'''

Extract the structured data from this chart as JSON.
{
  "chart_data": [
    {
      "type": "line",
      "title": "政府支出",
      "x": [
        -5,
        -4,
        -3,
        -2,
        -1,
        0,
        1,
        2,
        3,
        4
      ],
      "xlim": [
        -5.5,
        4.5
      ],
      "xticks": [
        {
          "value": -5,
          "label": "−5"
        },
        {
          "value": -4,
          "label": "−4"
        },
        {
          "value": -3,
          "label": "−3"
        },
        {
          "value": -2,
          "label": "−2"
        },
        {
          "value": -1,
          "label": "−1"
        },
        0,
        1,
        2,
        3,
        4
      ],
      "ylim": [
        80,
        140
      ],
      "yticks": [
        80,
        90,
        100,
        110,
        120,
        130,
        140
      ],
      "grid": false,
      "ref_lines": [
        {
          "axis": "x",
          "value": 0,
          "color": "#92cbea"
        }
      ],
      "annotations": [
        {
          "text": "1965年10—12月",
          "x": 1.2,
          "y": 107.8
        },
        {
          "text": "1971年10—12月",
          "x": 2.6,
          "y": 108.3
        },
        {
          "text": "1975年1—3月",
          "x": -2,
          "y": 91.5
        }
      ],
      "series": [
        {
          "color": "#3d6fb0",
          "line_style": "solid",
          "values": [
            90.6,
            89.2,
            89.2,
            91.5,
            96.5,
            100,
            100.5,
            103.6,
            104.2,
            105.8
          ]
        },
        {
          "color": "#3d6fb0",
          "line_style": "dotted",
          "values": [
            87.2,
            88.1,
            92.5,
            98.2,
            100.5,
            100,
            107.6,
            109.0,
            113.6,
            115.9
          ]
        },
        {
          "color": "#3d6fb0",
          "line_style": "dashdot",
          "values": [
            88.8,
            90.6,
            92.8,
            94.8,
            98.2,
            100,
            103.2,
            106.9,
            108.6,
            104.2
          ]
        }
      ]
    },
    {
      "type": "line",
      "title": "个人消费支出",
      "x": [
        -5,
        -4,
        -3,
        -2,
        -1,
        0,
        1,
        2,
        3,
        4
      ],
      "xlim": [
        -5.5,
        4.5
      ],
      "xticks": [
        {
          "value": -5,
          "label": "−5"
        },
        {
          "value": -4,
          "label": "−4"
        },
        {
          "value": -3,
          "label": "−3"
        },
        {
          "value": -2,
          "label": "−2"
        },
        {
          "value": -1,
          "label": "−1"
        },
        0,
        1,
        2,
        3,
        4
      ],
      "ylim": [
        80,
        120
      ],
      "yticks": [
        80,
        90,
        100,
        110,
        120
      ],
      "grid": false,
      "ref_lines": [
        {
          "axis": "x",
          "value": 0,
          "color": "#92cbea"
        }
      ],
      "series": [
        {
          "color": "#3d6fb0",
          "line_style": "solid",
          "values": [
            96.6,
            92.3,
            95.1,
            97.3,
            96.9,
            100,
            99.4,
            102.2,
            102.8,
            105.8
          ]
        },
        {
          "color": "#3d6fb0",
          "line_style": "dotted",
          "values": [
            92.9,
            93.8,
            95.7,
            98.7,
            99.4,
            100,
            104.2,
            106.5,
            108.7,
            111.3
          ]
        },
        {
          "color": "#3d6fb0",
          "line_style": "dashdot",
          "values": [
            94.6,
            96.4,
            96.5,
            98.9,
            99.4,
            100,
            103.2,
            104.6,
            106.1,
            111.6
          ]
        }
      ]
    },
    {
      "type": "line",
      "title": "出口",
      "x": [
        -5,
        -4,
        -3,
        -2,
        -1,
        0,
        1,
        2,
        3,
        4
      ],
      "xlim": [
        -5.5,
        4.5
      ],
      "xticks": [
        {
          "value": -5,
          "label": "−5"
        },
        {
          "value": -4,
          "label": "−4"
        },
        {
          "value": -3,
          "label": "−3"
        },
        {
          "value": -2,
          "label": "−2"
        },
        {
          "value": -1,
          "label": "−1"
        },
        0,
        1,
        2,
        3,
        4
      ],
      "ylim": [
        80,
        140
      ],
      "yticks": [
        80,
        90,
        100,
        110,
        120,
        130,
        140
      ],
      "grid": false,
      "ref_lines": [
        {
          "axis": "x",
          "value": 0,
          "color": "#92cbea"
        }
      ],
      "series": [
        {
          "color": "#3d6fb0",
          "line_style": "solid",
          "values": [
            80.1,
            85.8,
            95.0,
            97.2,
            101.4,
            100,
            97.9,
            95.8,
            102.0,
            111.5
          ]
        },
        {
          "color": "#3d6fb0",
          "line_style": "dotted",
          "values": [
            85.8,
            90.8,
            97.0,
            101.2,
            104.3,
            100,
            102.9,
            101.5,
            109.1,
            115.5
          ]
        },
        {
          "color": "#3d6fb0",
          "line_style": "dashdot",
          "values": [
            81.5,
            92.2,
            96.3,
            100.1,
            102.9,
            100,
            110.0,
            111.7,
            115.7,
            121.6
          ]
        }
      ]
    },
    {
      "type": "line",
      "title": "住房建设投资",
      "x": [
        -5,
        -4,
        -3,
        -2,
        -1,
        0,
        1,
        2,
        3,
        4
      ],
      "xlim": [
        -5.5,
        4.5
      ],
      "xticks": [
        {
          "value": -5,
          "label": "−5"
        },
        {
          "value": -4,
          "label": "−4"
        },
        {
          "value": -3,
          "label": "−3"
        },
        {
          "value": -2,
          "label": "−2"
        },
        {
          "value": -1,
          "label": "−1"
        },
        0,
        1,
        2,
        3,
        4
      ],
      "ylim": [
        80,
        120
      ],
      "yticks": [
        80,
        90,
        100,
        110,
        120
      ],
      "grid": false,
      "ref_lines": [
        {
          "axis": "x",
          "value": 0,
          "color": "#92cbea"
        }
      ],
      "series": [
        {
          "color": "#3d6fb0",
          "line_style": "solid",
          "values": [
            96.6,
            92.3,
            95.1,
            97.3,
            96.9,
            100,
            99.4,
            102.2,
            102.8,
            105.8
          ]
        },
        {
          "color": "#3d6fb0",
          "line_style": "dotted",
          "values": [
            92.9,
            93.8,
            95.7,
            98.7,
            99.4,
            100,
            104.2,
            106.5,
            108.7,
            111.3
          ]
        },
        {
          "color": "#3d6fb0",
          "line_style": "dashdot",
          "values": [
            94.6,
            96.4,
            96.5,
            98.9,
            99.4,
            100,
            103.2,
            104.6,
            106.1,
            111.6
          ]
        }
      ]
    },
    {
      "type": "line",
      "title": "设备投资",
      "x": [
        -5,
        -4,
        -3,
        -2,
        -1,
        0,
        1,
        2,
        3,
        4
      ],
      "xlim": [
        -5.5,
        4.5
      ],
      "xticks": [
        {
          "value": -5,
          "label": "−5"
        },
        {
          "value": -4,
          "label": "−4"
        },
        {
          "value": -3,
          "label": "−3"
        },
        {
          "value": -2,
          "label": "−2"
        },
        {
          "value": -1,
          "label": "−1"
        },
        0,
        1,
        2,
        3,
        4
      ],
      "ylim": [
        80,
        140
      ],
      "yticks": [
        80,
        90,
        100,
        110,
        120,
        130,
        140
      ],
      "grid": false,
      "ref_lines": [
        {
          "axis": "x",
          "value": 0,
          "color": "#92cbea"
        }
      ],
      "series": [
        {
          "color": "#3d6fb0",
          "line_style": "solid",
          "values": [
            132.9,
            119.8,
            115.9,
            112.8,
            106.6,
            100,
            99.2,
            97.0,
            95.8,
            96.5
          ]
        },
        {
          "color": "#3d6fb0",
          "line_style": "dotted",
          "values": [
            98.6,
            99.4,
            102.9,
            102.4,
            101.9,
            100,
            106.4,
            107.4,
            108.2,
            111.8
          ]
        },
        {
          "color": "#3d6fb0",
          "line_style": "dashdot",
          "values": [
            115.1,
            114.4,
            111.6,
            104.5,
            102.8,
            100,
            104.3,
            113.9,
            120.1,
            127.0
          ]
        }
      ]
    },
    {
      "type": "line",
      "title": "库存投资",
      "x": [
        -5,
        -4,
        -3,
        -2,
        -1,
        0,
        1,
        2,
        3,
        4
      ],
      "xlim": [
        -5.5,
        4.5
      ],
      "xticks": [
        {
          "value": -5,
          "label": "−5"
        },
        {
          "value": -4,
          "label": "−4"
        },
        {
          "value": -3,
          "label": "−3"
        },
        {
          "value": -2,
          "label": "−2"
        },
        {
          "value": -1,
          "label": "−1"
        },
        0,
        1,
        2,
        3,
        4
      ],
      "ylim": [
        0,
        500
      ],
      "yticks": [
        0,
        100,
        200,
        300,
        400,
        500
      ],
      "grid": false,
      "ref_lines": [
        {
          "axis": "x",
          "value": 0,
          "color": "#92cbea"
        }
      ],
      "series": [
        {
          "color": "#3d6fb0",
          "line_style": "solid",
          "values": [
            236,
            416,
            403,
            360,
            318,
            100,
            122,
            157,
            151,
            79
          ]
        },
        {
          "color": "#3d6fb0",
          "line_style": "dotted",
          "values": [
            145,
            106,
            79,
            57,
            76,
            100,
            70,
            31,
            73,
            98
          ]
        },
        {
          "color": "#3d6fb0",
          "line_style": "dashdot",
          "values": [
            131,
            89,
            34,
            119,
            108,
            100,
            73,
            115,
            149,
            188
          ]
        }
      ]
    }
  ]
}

'''

• INSTRUCTIONS FOR THE TASK:
Gather each line from the entries above that includes the word "title".

• COMPLETE ANSWER:
      "title": "政府支出",
      "title": "个人消费支出",
      "title": "出口",
      "title": "住房建设投资",
      "title": "设备投资",
      "title": "库存投资",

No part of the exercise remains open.